▶ [Data to examine]:
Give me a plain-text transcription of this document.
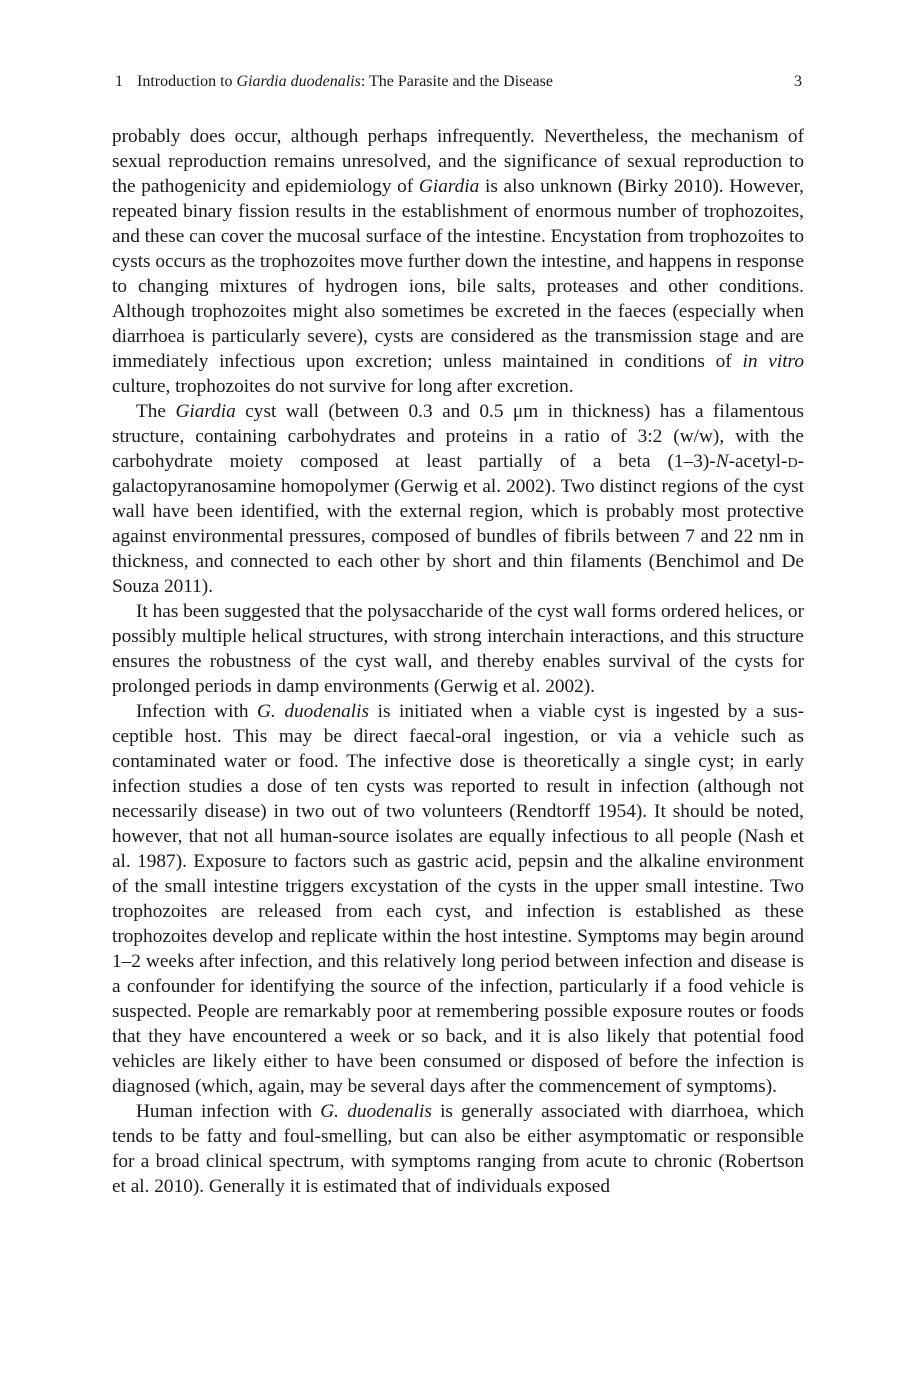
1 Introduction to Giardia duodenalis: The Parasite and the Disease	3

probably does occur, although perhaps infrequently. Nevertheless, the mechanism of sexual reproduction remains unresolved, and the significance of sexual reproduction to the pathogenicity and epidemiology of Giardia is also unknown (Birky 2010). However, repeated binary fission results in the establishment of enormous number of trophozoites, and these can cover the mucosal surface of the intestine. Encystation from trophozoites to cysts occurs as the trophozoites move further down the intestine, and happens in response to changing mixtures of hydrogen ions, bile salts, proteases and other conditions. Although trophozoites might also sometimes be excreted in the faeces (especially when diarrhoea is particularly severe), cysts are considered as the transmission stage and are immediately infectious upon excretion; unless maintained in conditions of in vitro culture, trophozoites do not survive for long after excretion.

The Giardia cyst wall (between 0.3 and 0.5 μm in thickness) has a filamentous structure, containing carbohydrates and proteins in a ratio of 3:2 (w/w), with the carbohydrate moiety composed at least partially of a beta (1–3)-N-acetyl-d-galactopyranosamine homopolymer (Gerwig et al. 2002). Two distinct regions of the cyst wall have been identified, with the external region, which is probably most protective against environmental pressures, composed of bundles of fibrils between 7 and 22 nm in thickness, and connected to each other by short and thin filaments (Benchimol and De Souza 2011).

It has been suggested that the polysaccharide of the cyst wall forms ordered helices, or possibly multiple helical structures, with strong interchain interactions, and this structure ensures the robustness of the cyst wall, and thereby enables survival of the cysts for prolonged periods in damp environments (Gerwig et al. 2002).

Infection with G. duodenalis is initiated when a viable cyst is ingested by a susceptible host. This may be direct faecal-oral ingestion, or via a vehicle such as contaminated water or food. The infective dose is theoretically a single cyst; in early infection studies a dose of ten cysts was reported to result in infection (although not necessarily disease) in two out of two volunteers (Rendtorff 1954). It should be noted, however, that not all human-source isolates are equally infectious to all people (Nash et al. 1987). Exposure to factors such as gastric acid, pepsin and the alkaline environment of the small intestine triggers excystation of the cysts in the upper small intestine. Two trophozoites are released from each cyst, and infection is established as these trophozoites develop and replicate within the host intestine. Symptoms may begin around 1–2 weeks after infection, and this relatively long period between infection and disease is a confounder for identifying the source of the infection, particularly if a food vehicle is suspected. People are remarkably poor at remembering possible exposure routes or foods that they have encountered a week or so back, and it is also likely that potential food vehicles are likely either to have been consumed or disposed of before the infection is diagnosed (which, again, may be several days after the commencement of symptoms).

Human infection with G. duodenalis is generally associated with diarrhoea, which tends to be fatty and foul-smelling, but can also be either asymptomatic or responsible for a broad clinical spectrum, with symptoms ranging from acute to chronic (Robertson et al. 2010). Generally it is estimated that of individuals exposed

▶ [Exercise goal]: Apart from the pictures, return every entry above exactly as given.

▶ [Answer to this task]:
Give me a plain-text transcription of this document.
1 Introduction to Giardia duodenalis: The Parasite and the Disease	3

probably does occur, although perhaps infrequently. Nevertheless, the mechanism of sexual reproduction remains unresolved, and the significance of sexual reproduction to the pathogenicity and epidemiology of Giardia is also unknown (Birky 2010). However, repeated binary fission results in the establishment of enormous number of trophozoites, and these can cover the mucosal surface of the intestine. Encystation from trophozoites to cysts occurs as the trophozoites move further down the intestine, and happens in response to changing mixtures of hydrogen ions, bile salts, proteases and other conditions. Although trophozoites might also sometimes be excreted in the faeces (especially when diarrhoea is particularly severe), cysts are considered as the transmission stage and are immediately infectious upon excretion; unless maintained in conditions of in vitro culture, trophozoites do not survive for long after excretion.

The Giardia cyst wall (between 0.3 and 0.5 μm in thickness) has a filamentous structure, containing carbohydrates and proteins in a ratio of 3:2 (w/w), with the carbohydrate moiety composed at least partially of a beta (1–3)-N-acetyl-d-galactopyranosamine homopolymer (Gerwig et al. 2002). Two distinct regions of the cyst wall have been identified, with the external region, which is probably most protective against environmental pressures, composed of bundles of fibrils between 7 and 22 nm in thickness, and connected to each other by short and thin filaments (Benchimol and De Souza 2011).

It has been suggested that the polysaccharide of the cyst wall forms ordered helices, or possibly multiple helical structures, with strong interchain interactions, and this structure ensures the robustness of the cyst wall, and thereby enables survival of the cysts for prolonged periods in damp environments (Gerwig et al. 2002).

Infection with G. duodenalis is initiated when a viable cyst is ingested by a susceptible host. This may be direct faecal-oral ingestion, or via a vehicle such as contaminated water or food. The infective dose is theoretically a single cyst; in early infection studies a dose of ten cysts was reported to result in infection (although not necessarily disease) in two out of two volunteers (Rendtorff 1954). It should be noted, however, that not all human-source isolates are equally infectious to all people (Nash et al. 1987). Exposure to factors such as gastric acid, pepsin and the alkaline environment of the small intestine triggers excystation of the cysts in the upper small intestine. Two trophozoites are released from each cyst, and infection is established as these trophozoites develop and replicate within the host intestine. Symptoms may begin around 1–2 weeks after infection, and this relatively long period between infection and disease is a confounder for identifying the source of the infection, particularly if a food vehicle is suspected. People are remarkably poor at remembering possible exposure routes or foods that they have encountered a week or so back, and it is also likely that potential food vehicles are likely either to have been consumed or disposed of before the infection is diagnosed (which, again, may be several days after the commencement of symptoms).

Human infection with G. duodenalis is generally associated with diarrhoea, which tends to be fatty and foul-smelling, but can also be either asymptomatic or responsible for a broad clinical spectrum, with symptoms ranging from acute to chronic (Robertson et al. 2010). Generally it is estimated that of individuals exposed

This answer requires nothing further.